(Provided text):

——————

Kid Cudi went public with his mental health issues and helped others get comfortable talking about their own.
Kid Cudi's depressive, emotional artistry has long pinned him as hip-hop's emo rapper, but in October, that characterization got too real. Cudder revealed he's been "living a lie" and has been battling "depression" and "suicidal urges" in a confessional Facebook post. It was a rare moment of vulnerability for a rap icon to allow his fans a glimpse at his personal struggles.
Yet his decision to take responsibility for his mental health and check himself into rehab started a productive conversation about celebrity mental health and prompted others to come forward to discuss their own issues.
De La Soul and A Tribe Called Quest reasserted the power of Native Tongues.
Two of the greatest names in Golden Age hip-hop, De La Soul and A Tribe Called Quest, two of the bands in the once dominant Native Tongues posse, both came out of long hiatuses to drop albums this year. De La dropped their crowdfunded and the Anonymous Nobody..., followed by A Tribe Called Quest's We Got It from Here... Thank You 4 Your Service, the group's final release following the death one of their founding members, Phife Dawg. Both contained levels of old-level wisdom that helped remind listeners just how broad-minded and instructive hip-hop can be.
Childish Gambino became a soul icon.
Donald Glover's Childish Gambino project has long been relegated to a sideshow in hip-hop. He styled himself a parody of rap stardom rather than an emcee aiming to be the genre's next lyrical threat. On Awake, My Love! the artist pulled a deft 180, turning away from the punchline-heavy hip-hop of his past to dive headlong into '70s gospel and funk.
Its songs, discussing the responsibilities of fatherhood and the inherent terror and violence that often follows black lives, listened like a deft emotional reframing of the year's political tumult, and the sign of a very new era in the artist's musical life. Childish Gambino is a child no more.

——————

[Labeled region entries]
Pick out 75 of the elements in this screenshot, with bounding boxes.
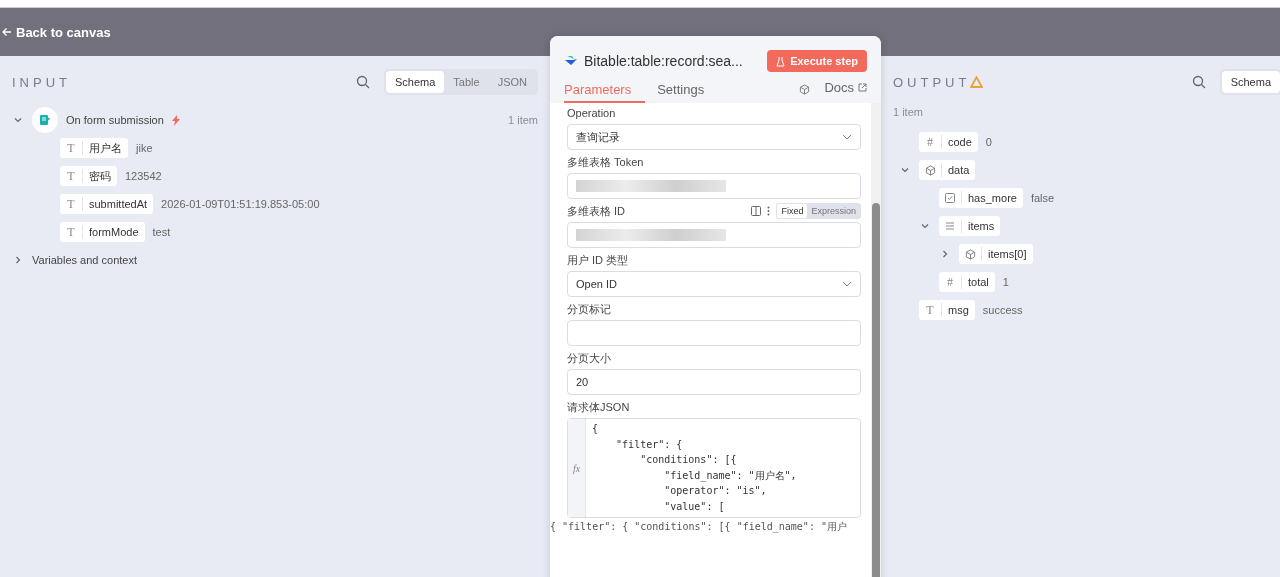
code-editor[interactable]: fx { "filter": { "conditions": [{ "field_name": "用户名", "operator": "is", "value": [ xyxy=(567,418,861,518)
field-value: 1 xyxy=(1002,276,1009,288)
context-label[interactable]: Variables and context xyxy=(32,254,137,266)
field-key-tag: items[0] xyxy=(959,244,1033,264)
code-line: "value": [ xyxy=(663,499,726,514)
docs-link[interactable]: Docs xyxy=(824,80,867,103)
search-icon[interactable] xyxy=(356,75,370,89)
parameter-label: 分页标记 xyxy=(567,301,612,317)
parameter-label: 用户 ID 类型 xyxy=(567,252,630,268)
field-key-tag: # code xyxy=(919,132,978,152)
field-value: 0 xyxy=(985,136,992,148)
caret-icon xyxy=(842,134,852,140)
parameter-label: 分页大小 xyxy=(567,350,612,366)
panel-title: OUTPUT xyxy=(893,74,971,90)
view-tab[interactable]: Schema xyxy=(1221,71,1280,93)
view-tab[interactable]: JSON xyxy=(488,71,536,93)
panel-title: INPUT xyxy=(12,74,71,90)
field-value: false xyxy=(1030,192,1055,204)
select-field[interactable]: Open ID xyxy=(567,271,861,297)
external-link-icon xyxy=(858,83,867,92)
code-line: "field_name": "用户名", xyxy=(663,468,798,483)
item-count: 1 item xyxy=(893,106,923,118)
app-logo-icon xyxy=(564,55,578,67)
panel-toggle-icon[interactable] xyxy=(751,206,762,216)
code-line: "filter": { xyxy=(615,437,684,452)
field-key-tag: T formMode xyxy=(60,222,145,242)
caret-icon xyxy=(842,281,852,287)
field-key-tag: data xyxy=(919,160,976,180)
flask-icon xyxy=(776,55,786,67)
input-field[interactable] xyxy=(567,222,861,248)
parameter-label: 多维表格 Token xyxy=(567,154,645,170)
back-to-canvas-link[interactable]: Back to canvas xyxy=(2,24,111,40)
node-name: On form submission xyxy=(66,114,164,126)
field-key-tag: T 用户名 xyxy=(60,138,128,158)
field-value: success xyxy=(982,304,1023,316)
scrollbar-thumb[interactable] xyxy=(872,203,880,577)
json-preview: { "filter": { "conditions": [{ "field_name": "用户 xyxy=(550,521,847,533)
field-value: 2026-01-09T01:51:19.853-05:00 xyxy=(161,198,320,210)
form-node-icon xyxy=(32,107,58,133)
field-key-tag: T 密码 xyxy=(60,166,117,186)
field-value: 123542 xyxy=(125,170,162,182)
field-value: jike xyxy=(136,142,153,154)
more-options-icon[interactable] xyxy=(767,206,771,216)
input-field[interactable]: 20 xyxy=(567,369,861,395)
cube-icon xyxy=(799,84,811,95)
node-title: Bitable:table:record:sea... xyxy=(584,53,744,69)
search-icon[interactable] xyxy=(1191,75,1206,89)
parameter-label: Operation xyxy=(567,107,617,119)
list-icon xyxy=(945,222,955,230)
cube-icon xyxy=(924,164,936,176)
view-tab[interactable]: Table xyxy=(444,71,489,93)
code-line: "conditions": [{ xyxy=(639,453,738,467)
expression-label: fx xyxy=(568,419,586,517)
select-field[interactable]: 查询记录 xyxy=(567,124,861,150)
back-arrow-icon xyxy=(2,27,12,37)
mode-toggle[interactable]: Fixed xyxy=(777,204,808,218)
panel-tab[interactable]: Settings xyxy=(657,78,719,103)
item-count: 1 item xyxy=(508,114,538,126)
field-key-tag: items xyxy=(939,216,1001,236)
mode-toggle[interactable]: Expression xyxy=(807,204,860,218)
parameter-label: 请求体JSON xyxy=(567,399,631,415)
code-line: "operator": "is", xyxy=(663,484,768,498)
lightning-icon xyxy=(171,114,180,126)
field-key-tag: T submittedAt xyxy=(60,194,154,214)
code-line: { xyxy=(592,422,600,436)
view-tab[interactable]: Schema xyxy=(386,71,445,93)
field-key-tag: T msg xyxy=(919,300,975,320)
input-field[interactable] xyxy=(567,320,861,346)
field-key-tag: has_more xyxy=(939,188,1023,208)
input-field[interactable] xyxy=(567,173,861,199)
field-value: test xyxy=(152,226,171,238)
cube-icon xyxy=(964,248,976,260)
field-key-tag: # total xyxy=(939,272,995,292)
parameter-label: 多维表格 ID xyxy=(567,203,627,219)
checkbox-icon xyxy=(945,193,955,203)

——————

(Goals):
**1)** Answer these questions using the hip-hop text:
(a) On which platform did Kid Cudi post his confession about depression?
(b) Which founding member of A Tribe Called Quest had died before the group's final release?
(c) On which Childish Gambino album did the artist turn to '70s gospel and funk?
**2)** Report every line of the records that contains the string "多维表格", matching case exactly.

(Task-by-task solutions):
**1)**
(a) Facebook
(b) Phife Dawg
(c) Awake, My Love!

**2)**
parameter-label: 多维表格 Token xyxy=(567,154,645,170)
parameter-label: 多维表格 ID xyxy=(567,203,627,219)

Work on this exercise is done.